What you are asked to do =>
Copy out each line of the material below that holds the string "纱线捻度的测定".

--- begin ---

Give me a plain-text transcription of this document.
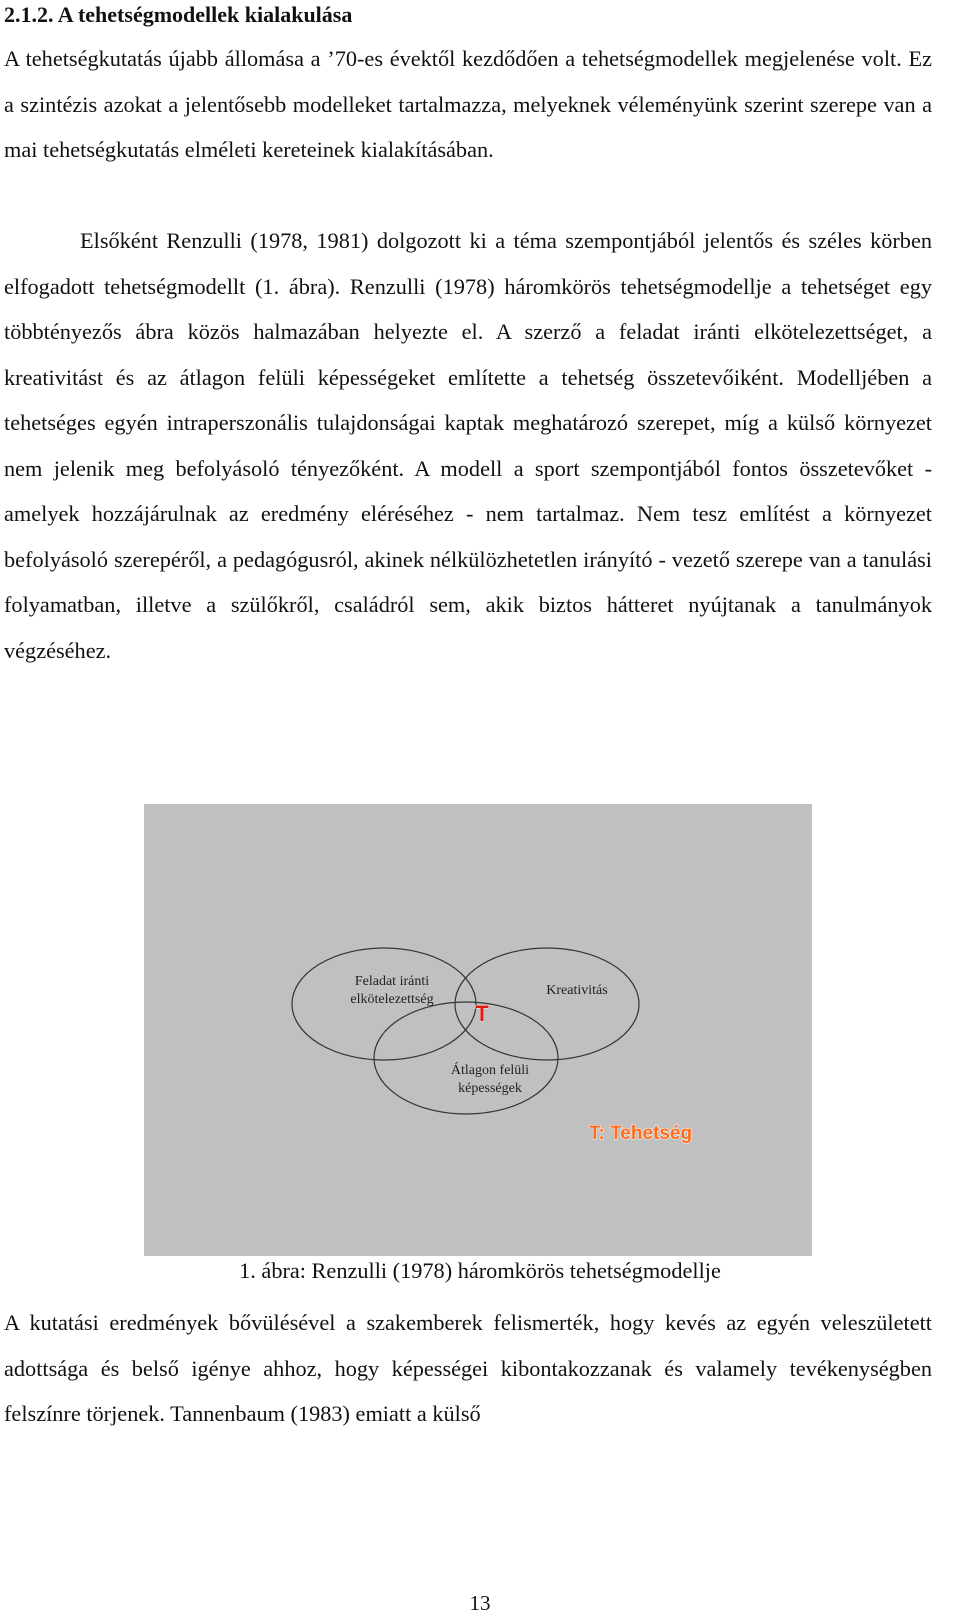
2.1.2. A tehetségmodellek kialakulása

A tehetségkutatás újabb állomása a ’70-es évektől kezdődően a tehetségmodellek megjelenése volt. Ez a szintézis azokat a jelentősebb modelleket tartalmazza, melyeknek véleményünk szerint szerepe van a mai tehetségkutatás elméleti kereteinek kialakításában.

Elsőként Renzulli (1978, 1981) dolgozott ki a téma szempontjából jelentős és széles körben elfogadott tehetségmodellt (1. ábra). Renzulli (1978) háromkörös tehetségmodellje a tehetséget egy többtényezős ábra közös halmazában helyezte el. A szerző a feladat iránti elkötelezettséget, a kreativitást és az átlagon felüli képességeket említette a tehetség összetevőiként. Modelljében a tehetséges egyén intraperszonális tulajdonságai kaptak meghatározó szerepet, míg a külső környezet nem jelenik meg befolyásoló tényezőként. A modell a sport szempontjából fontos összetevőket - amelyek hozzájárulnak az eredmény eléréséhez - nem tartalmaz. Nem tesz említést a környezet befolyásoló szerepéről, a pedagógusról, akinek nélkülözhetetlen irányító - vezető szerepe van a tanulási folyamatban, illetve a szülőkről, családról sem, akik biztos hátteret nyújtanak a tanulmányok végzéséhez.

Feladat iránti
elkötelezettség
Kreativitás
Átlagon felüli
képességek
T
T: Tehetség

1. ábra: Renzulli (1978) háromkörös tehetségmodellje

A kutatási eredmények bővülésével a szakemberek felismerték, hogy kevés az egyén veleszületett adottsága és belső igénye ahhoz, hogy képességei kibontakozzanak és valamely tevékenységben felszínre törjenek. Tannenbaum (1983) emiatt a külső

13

--- end ---
--- begin ---

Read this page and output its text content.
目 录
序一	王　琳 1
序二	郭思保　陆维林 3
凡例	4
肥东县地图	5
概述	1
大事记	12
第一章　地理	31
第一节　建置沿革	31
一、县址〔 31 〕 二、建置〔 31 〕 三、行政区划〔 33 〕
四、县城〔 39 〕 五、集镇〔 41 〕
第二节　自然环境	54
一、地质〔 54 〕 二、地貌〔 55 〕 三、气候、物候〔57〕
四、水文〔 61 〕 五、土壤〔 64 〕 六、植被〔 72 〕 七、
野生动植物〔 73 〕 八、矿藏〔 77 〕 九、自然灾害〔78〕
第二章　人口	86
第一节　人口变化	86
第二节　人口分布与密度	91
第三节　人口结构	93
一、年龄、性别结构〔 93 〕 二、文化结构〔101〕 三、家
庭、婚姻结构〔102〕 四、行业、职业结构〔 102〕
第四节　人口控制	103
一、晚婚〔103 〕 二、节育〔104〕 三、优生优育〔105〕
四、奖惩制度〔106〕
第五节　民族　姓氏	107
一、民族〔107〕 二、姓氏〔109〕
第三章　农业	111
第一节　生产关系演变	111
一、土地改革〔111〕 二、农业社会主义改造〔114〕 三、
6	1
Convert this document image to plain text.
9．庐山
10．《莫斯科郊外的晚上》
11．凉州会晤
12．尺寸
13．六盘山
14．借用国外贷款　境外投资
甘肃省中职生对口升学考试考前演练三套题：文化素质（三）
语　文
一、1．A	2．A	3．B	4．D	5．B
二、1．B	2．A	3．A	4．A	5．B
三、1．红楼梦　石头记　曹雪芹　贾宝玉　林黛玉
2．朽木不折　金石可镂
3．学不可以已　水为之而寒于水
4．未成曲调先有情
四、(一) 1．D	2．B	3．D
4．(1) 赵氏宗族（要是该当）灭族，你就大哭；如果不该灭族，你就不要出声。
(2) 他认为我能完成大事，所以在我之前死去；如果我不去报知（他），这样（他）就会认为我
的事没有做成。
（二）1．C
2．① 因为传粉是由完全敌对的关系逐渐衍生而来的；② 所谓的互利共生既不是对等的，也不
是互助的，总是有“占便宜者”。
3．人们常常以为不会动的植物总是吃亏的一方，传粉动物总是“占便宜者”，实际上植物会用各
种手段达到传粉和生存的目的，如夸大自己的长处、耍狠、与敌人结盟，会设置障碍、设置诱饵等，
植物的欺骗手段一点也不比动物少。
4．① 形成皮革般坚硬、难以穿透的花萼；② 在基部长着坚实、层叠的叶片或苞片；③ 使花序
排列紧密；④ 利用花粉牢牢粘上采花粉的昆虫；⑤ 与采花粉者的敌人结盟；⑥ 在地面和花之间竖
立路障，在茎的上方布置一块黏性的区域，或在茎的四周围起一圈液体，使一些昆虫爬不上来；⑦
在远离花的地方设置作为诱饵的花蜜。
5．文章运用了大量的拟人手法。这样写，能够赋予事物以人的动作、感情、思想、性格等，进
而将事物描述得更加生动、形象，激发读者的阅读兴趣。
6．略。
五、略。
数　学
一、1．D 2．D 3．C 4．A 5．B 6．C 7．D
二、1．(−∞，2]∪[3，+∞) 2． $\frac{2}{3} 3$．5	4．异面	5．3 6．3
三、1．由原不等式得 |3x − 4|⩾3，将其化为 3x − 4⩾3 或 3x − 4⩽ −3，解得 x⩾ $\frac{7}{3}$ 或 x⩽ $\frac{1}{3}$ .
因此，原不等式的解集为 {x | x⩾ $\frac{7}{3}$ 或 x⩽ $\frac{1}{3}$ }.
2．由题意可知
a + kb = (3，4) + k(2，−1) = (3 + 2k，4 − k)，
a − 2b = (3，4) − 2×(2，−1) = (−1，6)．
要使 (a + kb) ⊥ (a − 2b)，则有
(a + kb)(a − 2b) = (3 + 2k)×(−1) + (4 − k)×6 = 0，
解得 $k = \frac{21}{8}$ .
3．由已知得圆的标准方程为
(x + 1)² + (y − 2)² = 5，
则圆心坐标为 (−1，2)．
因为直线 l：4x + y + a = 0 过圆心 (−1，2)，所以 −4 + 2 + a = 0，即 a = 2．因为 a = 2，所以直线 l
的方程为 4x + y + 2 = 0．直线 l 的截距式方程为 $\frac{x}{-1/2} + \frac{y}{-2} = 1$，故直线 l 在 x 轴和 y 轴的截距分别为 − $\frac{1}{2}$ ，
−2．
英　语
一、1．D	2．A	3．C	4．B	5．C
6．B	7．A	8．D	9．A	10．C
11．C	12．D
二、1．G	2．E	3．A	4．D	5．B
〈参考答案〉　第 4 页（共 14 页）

--- end ---
--- begin ---

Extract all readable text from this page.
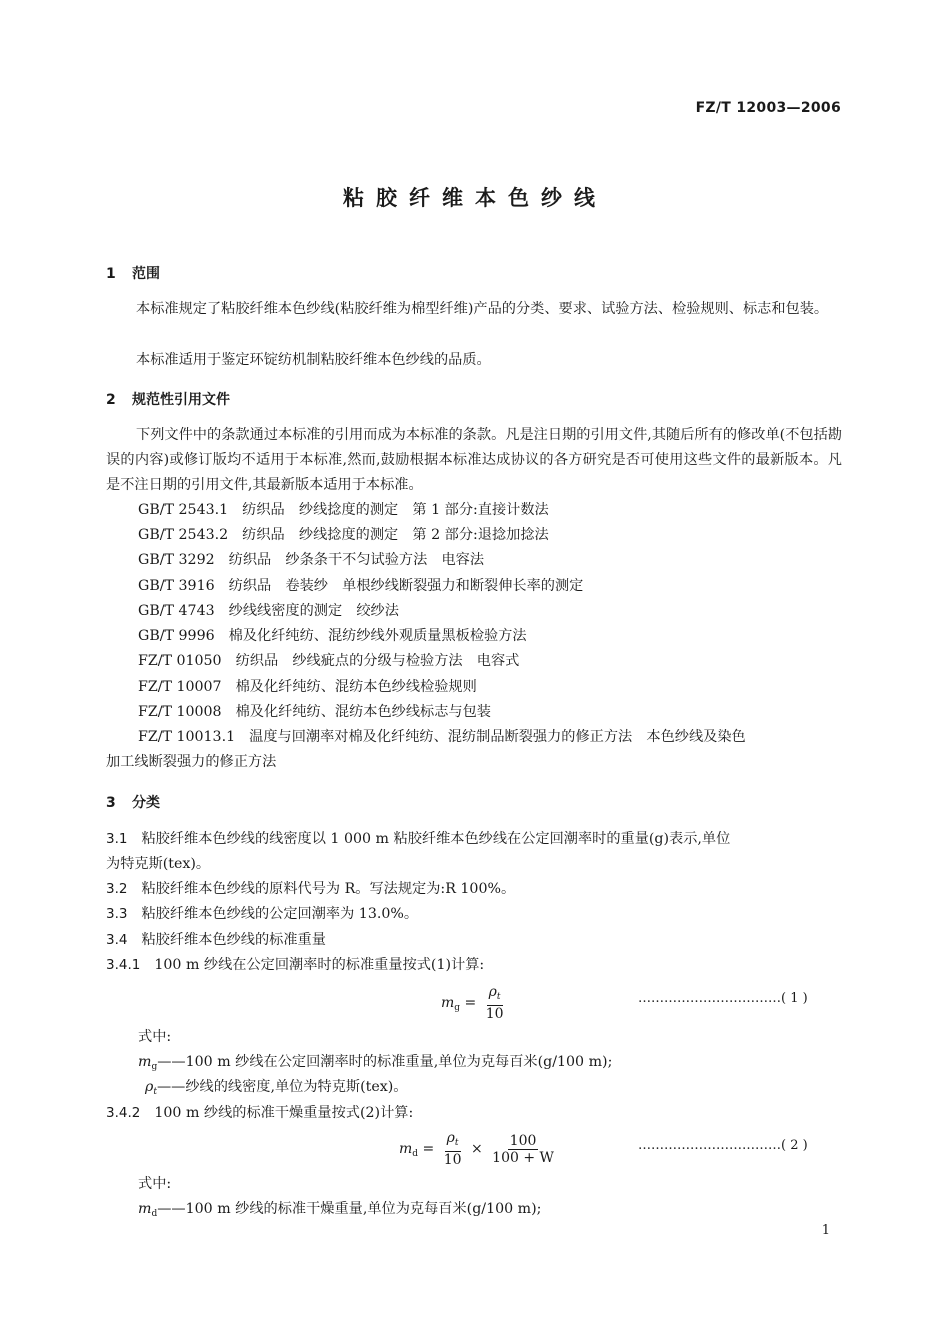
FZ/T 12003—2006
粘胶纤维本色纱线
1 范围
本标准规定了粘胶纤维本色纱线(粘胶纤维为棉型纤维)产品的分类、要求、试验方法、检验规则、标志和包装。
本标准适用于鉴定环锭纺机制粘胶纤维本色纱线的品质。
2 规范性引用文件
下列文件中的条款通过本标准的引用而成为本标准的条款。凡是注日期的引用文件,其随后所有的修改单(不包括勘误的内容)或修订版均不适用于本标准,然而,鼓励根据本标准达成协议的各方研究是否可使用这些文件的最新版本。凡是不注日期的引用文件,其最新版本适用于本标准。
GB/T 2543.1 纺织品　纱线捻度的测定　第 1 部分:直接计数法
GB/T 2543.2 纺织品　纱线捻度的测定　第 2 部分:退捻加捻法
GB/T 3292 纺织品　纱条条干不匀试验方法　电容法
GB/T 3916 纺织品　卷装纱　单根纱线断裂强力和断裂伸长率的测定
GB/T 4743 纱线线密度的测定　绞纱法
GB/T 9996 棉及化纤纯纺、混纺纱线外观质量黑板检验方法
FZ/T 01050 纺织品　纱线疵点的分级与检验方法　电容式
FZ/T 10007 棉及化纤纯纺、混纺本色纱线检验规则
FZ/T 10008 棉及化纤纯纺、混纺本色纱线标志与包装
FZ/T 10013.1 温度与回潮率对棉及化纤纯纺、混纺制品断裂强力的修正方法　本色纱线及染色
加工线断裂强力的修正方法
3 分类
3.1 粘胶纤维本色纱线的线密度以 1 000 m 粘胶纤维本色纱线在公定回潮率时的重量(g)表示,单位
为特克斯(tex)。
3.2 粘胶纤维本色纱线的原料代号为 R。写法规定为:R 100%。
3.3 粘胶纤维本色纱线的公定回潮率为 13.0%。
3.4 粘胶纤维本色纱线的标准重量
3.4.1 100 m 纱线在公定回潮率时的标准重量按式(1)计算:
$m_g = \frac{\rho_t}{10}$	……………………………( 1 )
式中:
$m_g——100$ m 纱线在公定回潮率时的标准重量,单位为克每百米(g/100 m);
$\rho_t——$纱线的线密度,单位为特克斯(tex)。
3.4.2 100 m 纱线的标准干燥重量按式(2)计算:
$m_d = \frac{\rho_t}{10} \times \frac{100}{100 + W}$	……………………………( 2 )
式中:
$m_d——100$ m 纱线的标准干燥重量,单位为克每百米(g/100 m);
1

--- end ---

Task response =>
GB/T 2543.1 纺织品　纱线捻度的测定　第 1 部分:直接计数法
GB/T 2543.2 纺织品　纱线捻度的测定　第 2 部分:退捻加捻法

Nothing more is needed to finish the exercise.